Stored items:
<<<<

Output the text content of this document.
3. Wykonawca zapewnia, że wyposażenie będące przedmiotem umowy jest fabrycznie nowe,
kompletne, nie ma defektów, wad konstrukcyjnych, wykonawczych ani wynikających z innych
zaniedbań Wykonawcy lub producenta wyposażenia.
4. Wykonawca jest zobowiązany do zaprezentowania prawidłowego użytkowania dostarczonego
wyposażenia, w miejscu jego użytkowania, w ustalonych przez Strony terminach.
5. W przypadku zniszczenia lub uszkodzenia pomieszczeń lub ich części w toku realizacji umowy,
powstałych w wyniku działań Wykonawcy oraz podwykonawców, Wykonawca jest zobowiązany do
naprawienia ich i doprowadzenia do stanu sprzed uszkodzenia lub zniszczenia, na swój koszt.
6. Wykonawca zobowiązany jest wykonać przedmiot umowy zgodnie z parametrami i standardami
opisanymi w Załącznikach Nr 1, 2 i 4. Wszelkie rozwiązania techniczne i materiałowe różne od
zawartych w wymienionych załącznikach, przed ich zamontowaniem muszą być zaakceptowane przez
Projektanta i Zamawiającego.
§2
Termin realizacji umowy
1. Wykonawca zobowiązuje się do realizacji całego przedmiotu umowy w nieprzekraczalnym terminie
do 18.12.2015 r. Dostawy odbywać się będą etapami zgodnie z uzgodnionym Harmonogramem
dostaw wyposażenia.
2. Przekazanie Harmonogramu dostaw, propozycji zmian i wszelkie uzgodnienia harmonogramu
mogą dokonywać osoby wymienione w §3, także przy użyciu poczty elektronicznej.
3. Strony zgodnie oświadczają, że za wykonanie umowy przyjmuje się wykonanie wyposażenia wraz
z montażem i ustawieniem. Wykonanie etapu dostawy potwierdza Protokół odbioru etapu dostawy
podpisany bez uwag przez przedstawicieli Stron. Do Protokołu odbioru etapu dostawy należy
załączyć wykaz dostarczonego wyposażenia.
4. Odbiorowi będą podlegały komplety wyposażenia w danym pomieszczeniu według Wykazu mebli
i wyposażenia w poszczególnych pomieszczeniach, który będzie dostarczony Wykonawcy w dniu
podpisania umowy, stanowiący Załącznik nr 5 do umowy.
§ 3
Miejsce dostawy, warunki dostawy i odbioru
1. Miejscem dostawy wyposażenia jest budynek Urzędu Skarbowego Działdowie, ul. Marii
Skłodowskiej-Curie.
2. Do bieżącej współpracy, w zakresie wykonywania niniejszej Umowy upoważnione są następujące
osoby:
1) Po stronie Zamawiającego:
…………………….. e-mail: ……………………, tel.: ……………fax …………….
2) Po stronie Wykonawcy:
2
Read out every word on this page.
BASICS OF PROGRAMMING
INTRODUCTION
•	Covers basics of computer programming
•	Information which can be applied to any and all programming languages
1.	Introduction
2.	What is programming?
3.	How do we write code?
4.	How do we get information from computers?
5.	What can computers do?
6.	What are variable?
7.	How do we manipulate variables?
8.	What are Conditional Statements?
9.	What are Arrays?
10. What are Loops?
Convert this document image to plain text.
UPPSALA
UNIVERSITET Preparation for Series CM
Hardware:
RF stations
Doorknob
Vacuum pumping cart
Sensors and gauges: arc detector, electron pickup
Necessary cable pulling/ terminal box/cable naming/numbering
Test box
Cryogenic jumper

>>>>

> **Stated exercise**
State how many lines include the string "osoby", and nothing more.

> **Final answer**
2